[start of Dataset records]
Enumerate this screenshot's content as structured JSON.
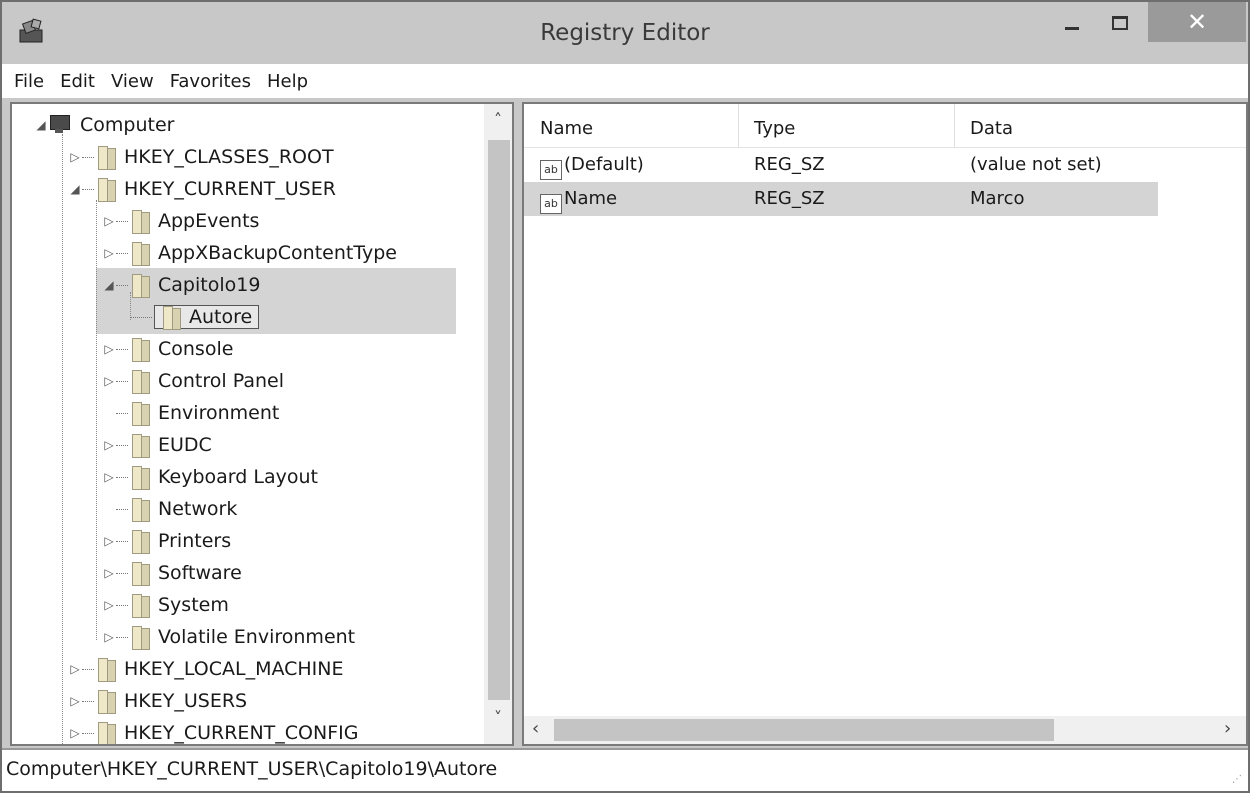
{
  "window": {
    "title": "Registry Editor",
    "minimize_icon": "minimize-icon",
    "maximize_icon": "maximize-icon",
    "close_glyph": "✕"
  },
  "menu": [
    "File",
    "Edit",
    "View",
    "Favorites",
    "Help"
  ],
  "tree": {
    "root": "Computer",
    "items": [
      {
        "label": "HKEY_CLASSES_ROOT",
        "level": 1,
        "state": "collapsed"
      },
      {
        "label": "HKEY_CURRENT_USER",
        "level": 1,
        "state": "expanded"
      },
      {
        "label": "AppEvents",
        "level": 2,
        "state": "collapsed"
      },
      {
        "label": "AppXBackupContentType",
        "level": 2,
        "state": "collapsed"
      },
      {
        "label": "Capitolo19",
        "level": 2,
        "state": "expanded"
      },
      {
        "label": "Autore",
        "level": 3,
        "state": "leaf",
        "selected": true
      },
      {
        "label": "Console",
        "level": 2,
        "state": "collapsed"
      },
      {
        "label": "Control Panel",
        "level": 2,
        "state": "collapsed"
      },
      {
        "label": "Environment",
        "level": 2,
        "state": "leaf"
      },
      {
        "label": "EUDC",
        "level": 2,
        "state": "collapsed"
      },
      {
        "label": "Keyboard Layout",
        "level": 2,
        "state": "collapsed"
      },
      {
        "label": "Network",
        "level": 2,
        "state": "leaf"
      },
      {
        "label": "Printers",
        "level": 2,
        "state": "collapsed"
      },
      {
        "label": "Software",
        "level": 2,
        "state": "collapsed"
      },
      {
        "label": "System",
        "level": 2,
        "state": "collapsed"
      },
      {
        "label": "Volatile Environment",
        "level": 2,
        "state": "collapsed"
      },
      {
        "label": "HKEY_LOCAL_MACHINE",
        "level": 1,
        "state": "collapsed"
      },
      {
        "label": "HKEY_USERS",
        "level": 1,
        "state": "collapsed"
      },
      {
        "label": "HKEY_CURRENT_CONFIG",
        "level": 1,
        "state": "collapsed"
      }
    ]
  },
  "list": {
    "columns": [
      "Name",
      "Type",
      "Data"
    ],
    "icon_text": "ab",
    "rows": [
      {
        "name": "(Default)",
        "type": "REG_SZ",
        "data": "(value not set)",
        "selected": false
      },
      {
        "name": "Name",
        "type": "REG_SZ",
        "data": "Marco",
        "selected": true
      }
    ]
  },
  "status": {
    "path": "Computer\\HKEY_CURRENT_USER\\Capitolo19\\Autore"
  },
  "colors": {
    "titlebar": "#c8c8c8",
    "selection": "#d4d4d4",
    "close_button": "#9a9a9a"
  }
}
[end of Dataset records]
→ Exercise goal
Quote each record exactly as it stands, minus the pictures.

→ Answer in full
Enumerate this screenshot's content as structured JSON.
{
  "window": {
    "title": "Registry Editor",
    "minimize_icon": "minimize-icon",
    "maximize_icon": "maximize-icon",
    "close_glyph": "✕"
  },
  "menu": [
    "File",
    "Edit",
    "View",
    "Favorites",
    "Help"
  ],
  "tree": {
    "root": "Computer",
    "items": [
      {
        "label": "HKEY_CLASSES_ROOT",
        "level": 1,
        "state": "collapsed"
      },
      {
        "label": "HKEY_CURRENT_USER",
        "level": 1,
        "state": "expanded"
      },
      {
        "label": "AppEvents",
        "level": 2,
        "state": "collapsed"
      },
      {
        "label": "AppXBackupContentType",
        "level": 2,
        "state": "collapsed"
      },
      {
        "label": "Capitolo19",
        "level": 2,
        "state": "expanded"
      },
      {
        "label": "Autore",
        "level": 3,
        "state": "leaf",
        "selected": true
      },
      {
        "label": "Console",
        "level": 2,
        "state": "collapsed"
      },
      {
        "label": "Control Panel",
        "level": 2,
        "state": "collapsed"
      },
      {
        "label": "Environment",
        "level": 2,
        "state": "leaf"
      },
      {
        "label": "EUDC",
        "level": 2,
        "state": "collapsed"
      },
      {
        "label": "Keyboard Layout",
        "level": 2,
        "state": "collapsed"
      },
      {
        "label": "Network",
        "level": 2,
        "state": "leaf"
      },
      {
        "label": "Printers",
        "level": 2,
        "state": "collapsed"
      },
      {
        "label": "Software",
        "level": 2,
        "state": "collapsed"
      },
      {
        "label": "System",
        "level": 2,
        "state": "collapsed"
      },
      {
        "label": "Volatile Environment",
        "level": 2,
        "state": "collapsed"
      },
      {
        "label": "HKEY_LOCAL_MACHINE",
        "level": 1,
        "state": "collapsed"
      },
      {
        "label": "HKEY_USERS",
        "level": 1,
        "state": "collapsed"
      },
      {
        "label": "HKEY_CURRENT_CONFIG",
        "level": 1,
        "state": "collapsed"
      }
    ]
  },
  "list": {
    "columns": [
      "Name",
      "Type",
      "Data"
    ],
    "icon_text": "ab",
    "rows": [
      {
        "name": "(Default)",
        "type": "REG_SZ",
        "data": "(value not set)",
        "selected": false
      },
      {
        "name": "Name",
        "type": "REG_SZ",
        "data": "Marco",
        "selected": true
      }
    ]
  },
  "status": {
    "path": "Computer\\HKEY_CURRENT_USER\\Capitolo19\\Autore"
  },
  "colors": {
    "titlebar": "#c8c8c8",
    "selection": "#d4d4d4",
    "close_button": "#9a9a9a"
  }
}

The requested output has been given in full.